» EXCERPT PROVIDED
Paul Krugman's column today begins with a shot at Larry Summers but quickly turns into one of Krugman's best. In it, he gracefully tracks the recent growth of the financial sector, tracing its transformation from "a staid, even boring business" that accounted for less than four percent of GDP in the 1960s to a monstrously lucrative and risky industry that was more than eight percent of the GDP of the world's largest economy. How you understand the regulatory implications of that growth, Krugman says, is crucial to how you understand Geithner's plan:
Much discussion of the toxic-asset plan has focused on the details and the arithmetic, and rightly so. Beyond that, however, what's striking is the vision expressed both in the content of the financial plan and in statements by administration officials. In essence, the administration seems to believe that once investors calm down, securitization — and the business of finance — can resume where it left off a year or two ago.To be fair, officials are calling for more regulation. Indeed, on Thursday Tim Geithner, the Treasury secretary, laid out plans for enhanced regulation that would have been considered radical not long ago.But the underlying vision remains that of a financial system more or less the same as it was two years ago, albeit somewhat tamed by new rules.
That's exactly right. I've been thinking about this in more radical terms. To be more specific, I've been thinking about this in terms of antitrust law. In its simplest terms, antitrust law addresses the dangers of size. In general, the danger it addresses is anticompetitive behavior, which usually takes the form of monopoly power, but can also take the form of collusion. In both cases, the effect is fairly simple: An economic threat to a functioning market.The "too big to fail" problem, which is a problem unique to the massive financial sector that has emerged in modern times, is also, fundamentally, a problem of size. A firm grows too large and the simple fact of its size poses a threat to the continued health and survival of the market. The dangerous mechanism here is not, to be sure, anticompetitive behavior so much as dangerous levels of interconnection. In that way, it's harder to speak of it in the moral terms that undergird antitrust law. But it is no less dangerous, and no less intrinsic to size. Which is all to say that I fall with Krugman on this: The financial sector should be smaller and regulated more tightly to curb the incentives that encourage wild risk. And more to the point, the individual actors should be smaller. There is no solution to the "too big to fail" problem save for breaking up firms that cant be allowed to fail, or preventing them from reaching that size in the first place.

» RECORD EXTRACTS
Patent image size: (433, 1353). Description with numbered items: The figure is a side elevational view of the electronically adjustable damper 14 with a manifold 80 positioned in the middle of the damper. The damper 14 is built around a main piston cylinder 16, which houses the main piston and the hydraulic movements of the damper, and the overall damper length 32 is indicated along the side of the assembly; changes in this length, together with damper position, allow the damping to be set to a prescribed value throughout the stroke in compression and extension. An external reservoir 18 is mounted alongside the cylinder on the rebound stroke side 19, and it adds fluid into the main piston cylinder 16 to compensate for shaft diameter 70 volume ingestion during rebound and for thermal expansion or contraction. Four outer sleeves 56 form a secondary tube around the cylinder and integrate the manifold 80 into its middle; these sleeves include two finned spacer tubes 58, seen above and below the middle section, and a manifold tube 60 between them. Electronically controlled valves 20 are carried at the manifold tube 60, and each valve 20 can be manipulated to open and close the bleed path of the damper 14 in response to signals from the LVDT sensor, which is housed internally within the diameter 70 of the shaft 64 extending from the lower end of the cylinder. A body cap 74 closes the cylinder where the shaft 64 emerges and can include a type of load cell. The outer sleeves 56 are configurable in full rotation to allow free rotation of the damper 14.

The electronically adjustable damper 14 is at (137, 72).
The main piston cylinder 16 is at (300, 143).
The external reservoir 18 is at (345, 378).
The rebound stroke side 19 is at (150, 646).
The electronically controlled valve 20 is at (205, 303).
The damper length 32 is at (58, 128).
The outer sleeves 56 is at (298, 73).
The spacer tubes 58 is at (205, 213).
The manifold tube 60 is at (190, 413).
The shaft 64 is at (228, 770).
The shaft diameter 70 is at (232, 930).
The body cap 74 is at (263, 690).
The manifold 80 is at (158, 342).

» INSTRUCTIONS TO FOLLOW
Give back the full commentary on Paul Krugman's column about the financial sector, word for word and with nothing left out.

» RESPONSE TO THIS TASK
Paul Krugman's column today begins with a shot at Larry Summers but quickly turns into one of Krugman's best. In it, he gracefully tracks the recent growth of the financial sector, tracing its transformation from "a staid, even boring business" that accounted for less than four percent of GDP in the 1960s to a monstrously lucrative and risky industry that was more than eight percent of the GDP of the world's largest economy. How you understand the regulatory implications of that growth, Krugman says, is crucial to how you understand Geithner's plan:
Much discussion of the toxic-asset plan has focused on the details and the arithmetic, and rightly so. Beyond that, however, what's striking is the vision expressed both in the content of the financial plan and in statements by administration officials. In essence, the administration seems to believe that once investors calm down, securitization — and the business of finance — can resume where it left off a year or two ago.To be fair, officials are calling for more regulation. Indeed, on Thursday Tim Geithner, the Treasury secretary, laid out plans for enhanced regulation that would have been considered radical not long ago.But the underlying vision remains that of a financial system more or less the same as it was two years ago, albeit somewhat tamed by new rules.
That's exactly right. I've been thinking about this in more radical terms. To be more specific, I've been thinking about this in terms of antitrust law. In its simplest terms, antitrust law addresses the dangers of size. In general, the danger it addresses is anticompetitive behavior, which usually takes the form of monopoly power, but can also take the form of collusion. In both cases, the effect is fairly simple: An economic threat to a functioning market.The "too big to fail" problem, which is a problem unique to the massive financial sector that has emerged in modern times, is also, fundamentally, a problem of size. A firm grows too large and the simple fact of its size poses a threat to the continued health and survival of the market. The dangerous mechanism here is not, to be sure, anticompetitive behavior so much as dangerous levels of interconnection. In that way, it's harder to speak of it in the moral terms that undergird antitrust law. But it is no less dangerous, and no less intrinsic to size. Which is all to say that I fall with Krugman on this: The financial sector should be smaller and regulated more tightly to curb the incentives that encourage wild risk. And more to the point, the individual actors should be smaller. There is no solution to the "too big to fail" problem save for breaking up firms that cant be allowed to fail, or preventing them from reaching that size in the first place.